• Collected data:
BEGIN
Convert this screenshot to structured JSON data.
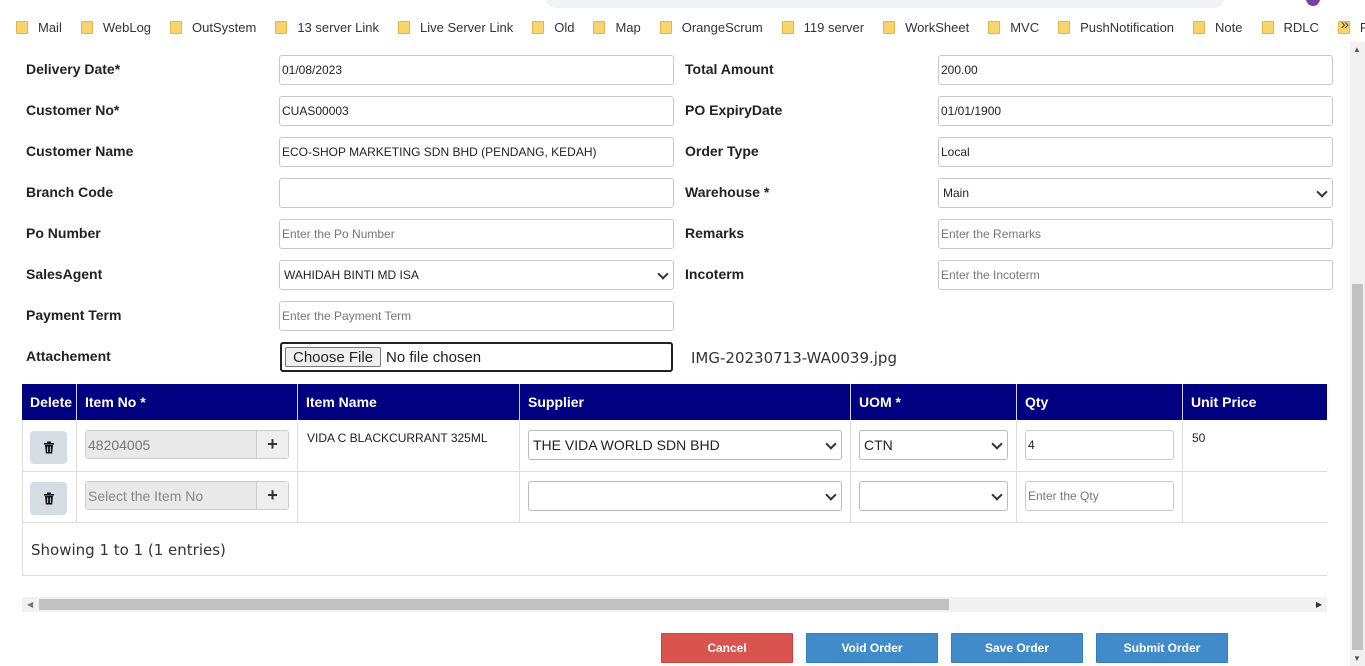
{
  "bookmarks": {
    "items": [
      "Mail",
      "WebLog",
      "OutSystem",
      "13 server Link",
      "Live Server Link",
      "Old",
      "Map",
      "OrangeScrum",
      "119 server",
      "WorkSheet",
      "MVC",
      "PushNotification",
      "Note",
      "RDLC",
      "React"
    ],
    "more": "»"
  },
  "form": {
    "delivery_date": {
      "label": "Delivery Date*",
      "value": "01/08/2023"
    },
    "customer_no": {
      "label": "Customer No*",
      "value": "CUAS00003"
    },
    "customer_name": {
      "label": "Customer Name",
      "value": "ECO-SHOP MARKETING SDN BHD (PENDANG, KEDAH)"
    },
    "branch_code": {
      "label": "Branch Code",
      "value": ""
    },
    "po_number": {
      "label": "Po Number",
      "placeholder": "Enter the Po Number"
    },
    "sales_agent": {
      "label": "SalesAgent",
      "value": "WAHIDAH BINTI MD ISA"
    },
    "payment_term": {
      "label": "Payment Term",
      "placeholder": "Enter the Payment Term"
    },
    "attachment": {
      "label": "Attachement",
      "button": "Choose File",
      "status": "No file chosen",
      "filename": "IMG-20230713-WA0039.jpg"
    },
    "total_amount": {
      "label": "Total Amount",
      "value": "200.00"
    },
    "po_expiry": {
      "label": "PO ExpiryDate",
      "value": "01/01/1900"
    },
    "order_type": {
      "label": "Order Type",
      "value": "Local"
    },
    "warehouse": {
      "label": "Warehouse *",
      "value": "Main"
    },
    "remarks": {
      "label": "Remarks",
      "placeholder": "Enter the Remarks"
    },
    "incoterm": {
      "label": "Incoterm",
      "placeholder": "Enter the Incoterm"
    }
  },
  "table": {
    "headers": {
      "delete": "Delete",
      "item_no": "Item No *",
      "item_name": "Item Name",
      "supplier": "Supplier",
      "uom": "UOM *",
      "qty": "Qty",
      "unit_price": "Unit Price"
    },
    "rows": [
      {
        "item_no": "48204005",
        "item_name": "VIDA C BLACKCURRANT 325ML",
        "supplier": "THE VIDA WORLD SDN BHD",
        "uom": "CTN",
        "qty": "4",
        "unit_price": "50"
      },
      {
        "item_no_placeholder": "Select the Item No",
        "item_name": "",
        "supplier": "",
        "uom": "",
        "qty_placeholder": "Enter the Qty",
        "unit_price": ""
      }
    ],
    "showing": "Showing 1 to 1 (1 entries)"
  },
  "buttons": {
    "cancel": "Cancel",
    "void": "Void Order",
    "save": "Save Order",
    "submit": "Submit Order"
  },
  "colors": {
    "table_header": "#000080",
    "cancel": "#d9534f",
    "primary": "#428bca"
  }
}
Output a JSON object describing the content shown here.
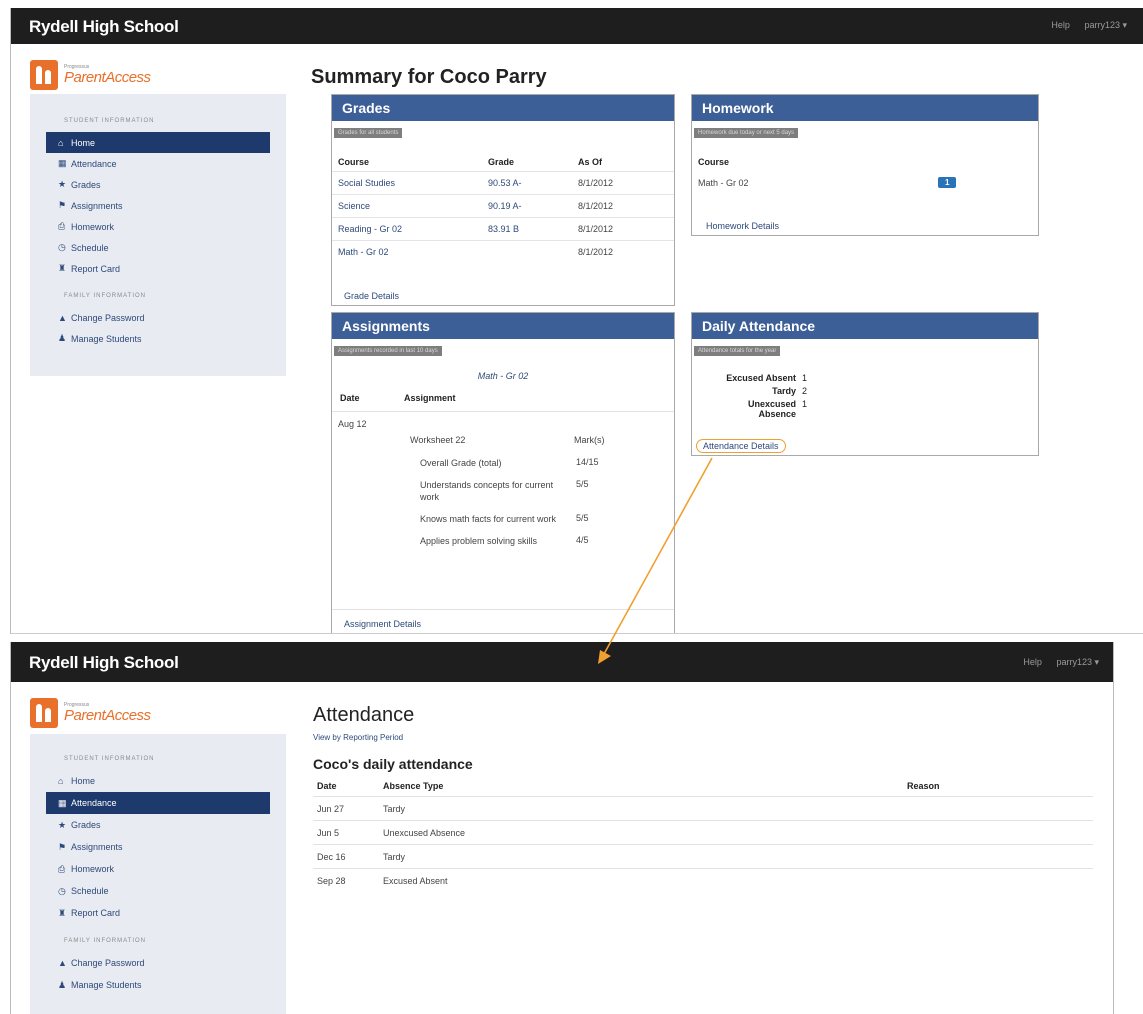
{
  "screen1": {
    "header": {
      "brand": "Rydell High School",
      "help": "Help",
      "user": "parry123 ▾"
    },
    "logo": {
      "small": "Progressus",
      "big": "ParentAccess"
    },
    "sidebar": {
      "student_heading": "STUDENT INFORMATION",
      "items": [
        {
          "label": "Home",
          "icon": "home-icon",
          "glyph": "⌂",
          "active": true
        },
        {
          "label": "Attendance",
          "icon": "calendar-icon",
          "glyph": "▦",
          "active": false
        },
        {
          "label": "Grades",
          "icon": "star-icon",
          "glyph": "★",
          "active": false
        },
        {
          "label": "Assignments",
          "icon": "flag-icon",
          "glyph": "⚑",
          "active": false
        },
        {
          "label": "Homework",
          "icon": "printer-icon",
          "glyph": "⎙",
          "active": false
        },
        {
          "label": "Schedule",
          "icon": "clock-icon",
          "glyph": "◷",
          "active": false
        },
        {
          "label": "Report Card",
          "icon": "school-icon",
          "glyph": "♜",
          "active": false
        }
      ],
      "family_heading": "FAMILY INFORMATION",
      "family_items": [
        {
          "label": "Change Password",
          "icon": "lock-icon",
          "glyph": "▲"
        },
        {
          "label": "Manage Students",
          "icon": "user-icon",
          "glyph": "♟"
        }
      ]
    },
    "summary_title": "Summary for Coco Parry",
    "grades": {
      "title": "Grades",
      "subtitle": "Grades for all students",
      "headers": [
        "Course",
        "Grade",
        "As Of"
      ],
      "rows": [
        {
          "course": "Social Studies",
          "grade": "90.53 A-",
          "as_of": "8/1/2012"
        },
        {
          "course": "Science",
          "grade": "90.19 A-",
          "as_of": "8/1/2012"
        },
        {
          "course": "Reading - Gr 02",
          "grade": "83.91 B",
          "as_of": "8/1/2012"
        },
        {
          "course": "Math - Gr 02",
          "grade": "",
          "as_of": "8/1/2012"
        }
      ],
      "link": "Grade Details"
    },
    "homework": {
      "title": "Homework",
      "subtitle": "Homework due today or next 5 days",
      "header": "Course",
      "rows": [
        {
          "course": "Math - Gr 02",
          "count": "1"
        }
      ],
      "link": "Homework Details"
    },
    "assignments": {
      "title": "Assignments",
      "subtitle": "Assignments recorded in last 10 days",
      "course": "Math - Gr 02",
      "headers": [
        "Date",
        "Assignment"
      ],
      "date": "Aug 12",
      "name": "Worksheet 22",
      "mark_header": "Mark(s)",
      "marks": [
        {
          "label": "Overall Grade (total)",
          "value": "14/15"
        },
        {
          "label": "Understands concepts for current work",
          "value": "5/5"
        },
        {
          "label": "Knows math facts for current work",
          "value": "5/5"
        },
        {
          "label": "Applies problem solving skills",
          "value": "4/5"
        }
      ],
      "link": "Assignment Details"
    },
    "daily_attendance": {
      "title": "Daily Attendance",
      "subtitle": "Attendance totals for the year",
      "stats": [
        {
          "label": "Excused Absent",
          "value": "1"
        },
        {
          "label": "Tardy",
          "value": "2"
        },
        {
          "label": "Unexcused Absence",
          "value": "1"
        }
      ],
      "link": "Attendance Details"
    }
  },
  "screen2": {
    "header": {
      "brand": "Rydell High School",
      "help": "Help",
      "user": "parry123 ▾"
    },
    "logo": {
      "small": "Progressus",
      "big": "ParentAccess"
    },
    "sidebar": {
      "student_heading": "STUDENT INFORMATION",
      "items": [
        {
          "label": "Home",
          "icon": "home-icon",
          "glyph": "⌂",
          "active": false
        },
        {
          "label": "Attendance",
          "icon": "calendar-icon",
          "glyph": "▦",
          "active": true
        },
        {
          "label": "Grades",
          "icon": "star-icon",
          "glyph": "★",
          "active": false
        },
        {
          "label": "Assignments",
          "icon": "flag-icon",
          "glyph": "⚑",
          "active": false
        },
        {
          "label": "Homework",
          "icon": "printer-icon",
          "glyph": "⎙",
          "active": false
        },
        {
          "label": "Schedule",
          "icon": "clock-icon",
          "glyph": "◷",
          "active": false
        },
        {
          "label": "Report Card",
          "icon": "school-icon",
          "glyph": "♜",
          "active": false
        }
      ],
      "family_heading": "FAMILY INFORMATION",
      "family_items": [
        {
          "label": "Change Password",
          "icon": "lock-icon",
          "glyph": "▲"
        },
        {
          "label": "Manage Students",
          "icon": "user-icon",
          "glyph": "♟"
        }
      ]
    },
    "attendance_title": "Attendance",
    "view_link": "View by Reporting Period",
    "daily_heading": "Coco's daily attendance",
    "headers": [
      "Date",
      "Absence Type",
      "Reason"
    ],
    "rows": [
      {
        "date": "Jun 27",
        "type": "Tardy",
        "reason": ""
      },
      {
        "date": "Jun 5",
        "type": "Unexcused Absence",
        "reason": ""
      },
      {
        "date": "Dec 16",
        "type": "Tardy",
        "reason": ""
      },
      {
        "date": "Sep 28",
        "type": "Excused Absent",
        "reason": ""
      }
    ]
  },
  "colors": {
    "navbar": "#1e1e1e",
    "panel_header": "#3d5f97",
    "active_nav": "#1e3a6d",
    "logo": "#e8702a",
    "annotation": "#f0a030"
  }
}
END
• Directive: Write down only how many lines in the listing contain the word "subtitle".

• Solved exercise: 4